- **Work required**: Write out the entries below once more, exactly.

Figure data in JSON
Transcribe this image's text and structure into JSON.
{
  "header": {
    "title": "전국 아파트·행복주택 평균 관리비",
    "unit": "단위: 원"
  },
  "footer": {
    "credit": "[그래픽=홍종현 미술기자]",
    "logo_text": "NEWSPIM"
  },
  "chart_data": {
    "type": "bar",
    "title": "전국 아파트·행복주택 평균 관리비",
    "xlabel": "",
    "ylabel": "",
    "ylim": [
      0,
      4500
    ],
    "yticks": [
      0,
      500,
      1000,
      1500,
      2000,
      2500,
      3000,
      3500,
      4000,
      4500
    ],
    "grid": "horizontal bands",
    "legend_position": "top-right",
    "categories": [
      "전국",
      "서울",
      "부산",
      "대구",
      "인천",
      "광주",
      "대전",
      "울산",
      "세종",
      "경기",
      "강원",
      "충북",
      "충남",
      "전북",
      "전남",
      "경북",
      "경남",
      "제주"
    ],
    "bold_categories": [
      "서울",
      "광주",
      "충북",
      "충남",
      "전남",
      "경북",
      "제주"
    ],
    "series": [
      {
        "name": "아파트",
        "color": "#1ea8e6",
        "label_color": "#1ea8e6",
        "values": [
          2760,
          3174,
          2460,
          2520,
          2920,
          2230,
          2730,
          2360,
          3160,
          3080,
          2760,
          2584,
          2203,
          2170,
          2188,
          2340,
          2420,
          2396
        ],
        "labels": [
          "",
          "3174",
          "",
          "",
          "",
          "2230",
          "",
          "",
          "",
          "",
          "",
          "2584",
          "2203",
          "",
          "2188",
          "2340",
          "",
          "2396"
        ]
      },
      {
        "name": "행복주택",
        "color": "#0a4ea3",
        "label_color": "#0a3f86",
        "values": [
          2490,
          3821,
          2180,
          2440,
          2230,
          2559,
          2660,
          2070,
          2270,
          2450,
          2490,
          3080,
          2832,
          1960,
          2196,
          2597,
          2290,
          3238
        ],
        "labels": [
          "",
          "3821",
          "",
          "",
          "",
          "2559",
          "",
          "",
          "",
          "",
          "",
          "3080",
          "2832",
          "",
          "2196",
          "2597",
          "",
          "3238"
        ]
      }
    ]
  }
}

- **Written solution**:
Transcribe this image's text and structure into JSON.
{
  "header": {
    "title": "전국 아파트·행복주택 평균 관리비",
    "unit": "단위: 원"
  },
  "footer": {
    "credit": "[그래픽=홍종현 미술기자]",
    "logo_text": "NEWSPIM"
  },
  "chart_data": {
    "type": "bar",
    "title": "전국 아파트·행복주택 평균 관리비",
    "xlabel": "",
    "ylabel": "",
    "ylim": [
      0,
      4500
    ],
    "yticks": [
      0,
      500,
      1000,
      1500,
      2000,
      2500,
      3000,
      3500,
      4000,
      4500
    ],
    "grid": "horizontal bands",
    "legend_position": "top-right",
    "categories": [
      "전국",
      "서울",
      "부산",
      "대구",
      "인천",
      "광주",
      "대전",
      "울산",
      "세종",
      "경기",
      "강원",
      "충북",
      "충남",
      "전북",
      "전남",
      "경북",
      "경남",
      "제주"
    ],
    "bold_categories": [
      "서울",
      "광주",
      "충북",
      "충남",
      "전남",
      "경북",
      "제주"
    ],
    "series": [
      {
        "name": "아파트",
        "color": "#1ea8e6",
        "label_color": "#1ea8e6",
        "values": [
          2760,
          3174,
          2460,
          2520,
          2920,
          2230,
          2730,
          2360,
          3160,
          3080,
          2760,
          2584,
          2203,
          2170,
          2188,
          2340,
          2420,
          2396
        ],
        "labels": [
          "",
          "3174",
          "",
          "",
          "",
          "2230",
          "",
          "",
          "",
          "",
          "",
          "2584",
          "2203",
          "",
          "2188",
          "2340",
          "",
          "2396"
        ]
      },
      {
        "name": "행복주택",
        "color": "#0a4ea3",
        "label_color": "#0a3f86",
        "values": [
          2490,
          3821,
          2180,
          2440,
          2230,
          2559,
          2660,
          2070,
          2270,
          2450,
          2490,
          3080,
          2832,
          1960,
          2196,
          2597,
          2290,
          3238
        ],
        "labels": [
          "",
          "3821",
          "",
          "",
          "",
          "2559",
          "",
          "",
          "",
          "",
          "",
          "3080",
          "2832",
          "",
          "2196",
          "2597",
          "",
          "3238"
        ]
      }
    ]
  }
}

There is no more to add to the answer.